▸ **What is needed**:
Can you find the lines of the listing that include "Depreciation" and copy every one?

▸ **Dataset content**:
◇ ◇ ◇ ◇
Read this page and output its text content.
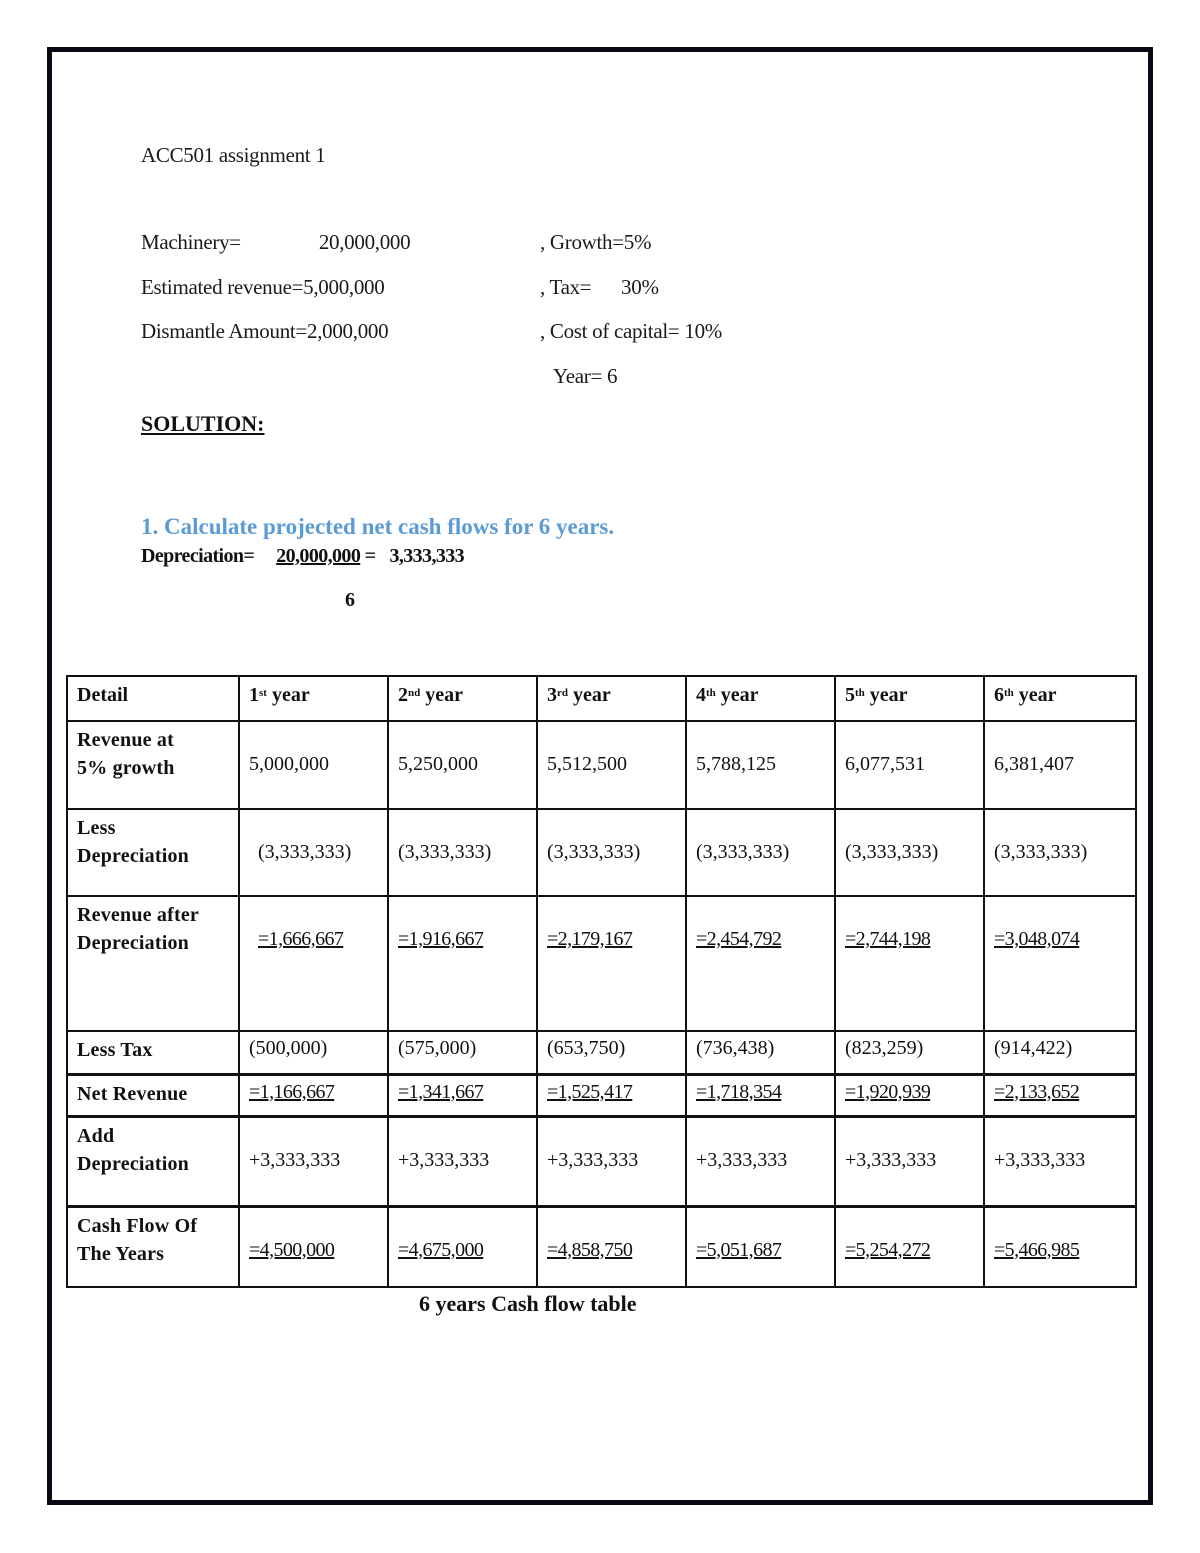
ACC501 assignment 1
Machinery=	20,000,000
Estimated revenue=5,000,000
Dismantle Amount=2,000,000
, Growth=5%
, Tax=      30%
, Cost of capital= 10%
Year= 6
SOLUTION:
1. Calculate projected net cash flows for 6 years.
Depreciation= 20,000,000 = 3,333,333
6
Detail	1st year	2nd year	3rd year	4th year	5th year	6th year
Revenue at
5% growth	5,000,000	5,250,000	5,512,500	5,788,125	6,077,531	6,381,407
Less
Depreciation	(3,333,333)	(3,333,333)	(3,333,333)	(3,333,333)	(3,333,333)	(3,333,333)
Revenue after
Depreciation	=1,666,667	=1,916,667	=2,179,167	=2,454,792	=2,744,198	=3,048,074
Less Tax	(500,000)	(575,000)	(653,750)	(736,438)	(823,259)	(914,422)
Net Revenue	=1,166,667	=1,341,667	=1,525,417	=1,718,354	=1,920,939	=2,133,652
Add
Depreciation	+3,333,333	+3,333,333	+3,333,333	+3,333,333	+3,333,333	+3,333,333
Cash Flow Of
The Years	=4,500,000	=4,675,000	=4,858,750	=5,051,687	=5,254,272	=5,466,985
6 years Cash flow table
◇ ◇ ◇ ◇
▸ **Answer to this task**:
Depreciation= 20,000,000 = 3,333,333
Depreciation	(3,333,333)	(3,333,333)	(3,333,333)	(3,333,333)	(3,333,333)	(3,333,333)
Depreciation	=1,666,667	=1,916,667	=2,179,167	=2,454,792	=2,744,198	=3,048,074
Depreciation	+3,333,333	+3,333,333	+3,333,333	+3,333,333	+3,333,333	+3,333,333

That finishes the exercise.